**Data entries:**
....

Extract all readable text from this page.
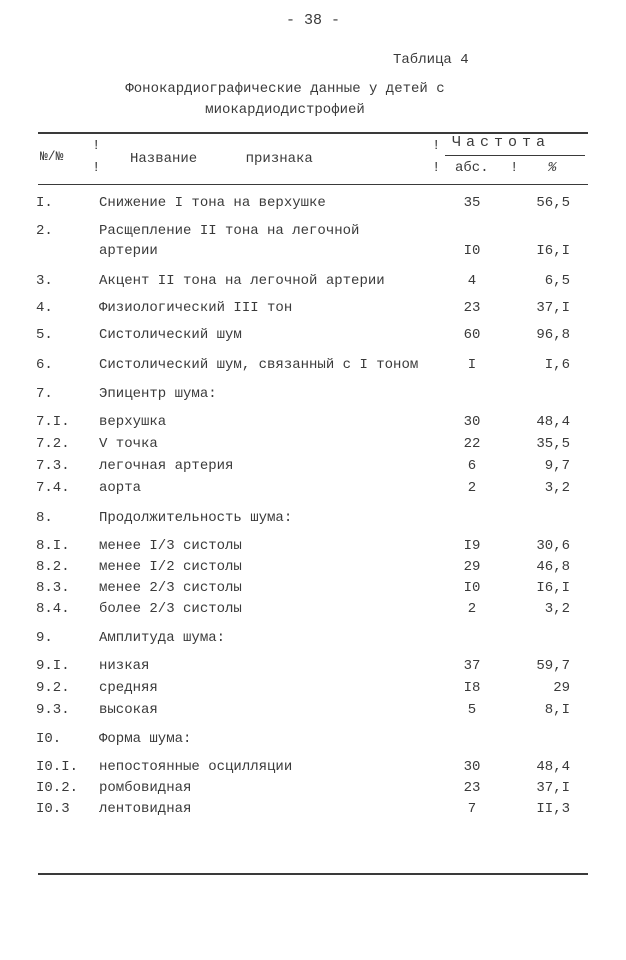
- 38 -
Таблица 4
Фонокардиографические данные у детей с
миокардиодистрофией
№/№
!
!
Название признака
!
!
Частота
абс. ! %
I.	Снижение I тона на верхушке	35	56,5
2.	Расщепление II тона на легочной
артерии	I0	I6,I
3.	Акцент II тона на легочной артерии	4	6,5
4.	Физиологический III тон	23	37,I
5.	Систолический шум	60	96,8
6.	Систолический шум, связанный с I тоном	I	I,6
7.	Эпицентр шума:
7.I. верхушка	30	48,4
7.2. V точка	22	35,5
7.3. легочная артерия	6	9,7
7.4. аорта	2	3,2
8.	Продолжительность шума:
8.I. менее I/3 систолы	I9	30,6
8.2. менее I/2 систолы	29	46,8
8.3. менее 2/3 систолы	I0	I6,I
8.4. более 2/3 систолы	2	3,2
9.	Амплитуда шума:
9.I. низкая	37	59,7
9.2. средняя	I8	29
9.3. высокая	5	8,I
I0.	Форма шума:
I0.I. непостоянные осцилляции	30	48,4
I0.2. ромбовидная	23	37,I
I0.3 лентовидная	7	II,3
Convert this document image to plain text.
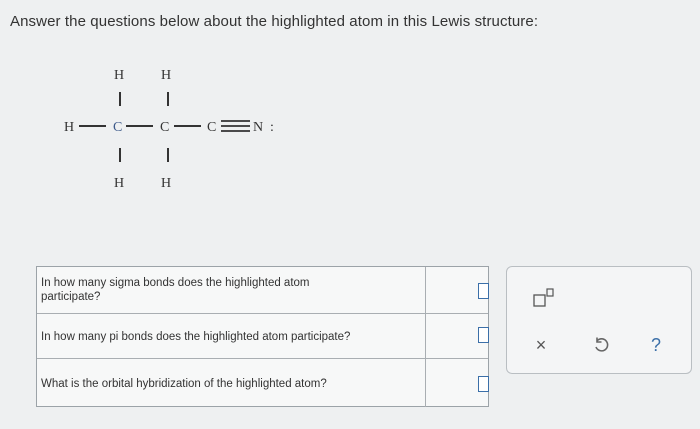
Answer the questions below about the highlighted atom in this Lewis structure:
H	H
H	C	C	C	N :
H	H
In how many sigma bonds does the highlighted atom
participate?
In how many pi bonds does the highlighted atom participate?
What is the orbital hybridization of the highlighted atom?
×	?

....

**Your goal:** Copy the material shown above in full and exactly. Skip the pictures.

**Response to this exercise:**
Extract all readable text from this page.
- 38 -
Таблица 4
Фонокардиографические данные у детей с
миокардиодистрофией
№/№
!
!
Название признака
!
!
Частота
абс. ! %
I.	Снижение I тона на верхушке	35	56,5
2.	Расщепление II тона на легочной
артерии	I0	I6,I
3.	Акцент II тона на легочной артерии	4	6,5
4.	Физиологический III тон	23	37,I
5.	Систолический шум	60	96,8
6.	Систолический шум, связанный с I тоном	I	I,6
7.	Эпицентр шума:
7.I. верхушка	30	48,4
7.2. V точка	22	35,5
7.3. легочная артерия	6	9,7
7.4. аорта	2	3,2
8.	Продолжительность шума:
8.I. менее I/3 систолы	I9	30,6
8.2. менее I/2 систолы	29	46,8
8.3. менее 2/3 систолы	I0	I6,I
8.4. более 2/3 систолы	2	3,2
9.	Амплитуда шума:
9.I. низкая	37	59,7
9.2. средняя	I8	29
9.3. высокая	5	8,I
I0.	Форма шума:
I0.I. непостоянные осцилляции	30	48,4
I0.2. ромбовидная	23	37,I
I0.3 лентовидная	7	II,3
Convert this document image to plain text.
Answer the questions below about the highlighted atom in this Lewis structure:
H	H
H	C	C	C	N :
H	H
In how many sigma bonds does the highlighted atom
participate?
In how many pi bonds does the highlighted atom participate?
What is the orbital hybridization of the highlighted atom?
×	?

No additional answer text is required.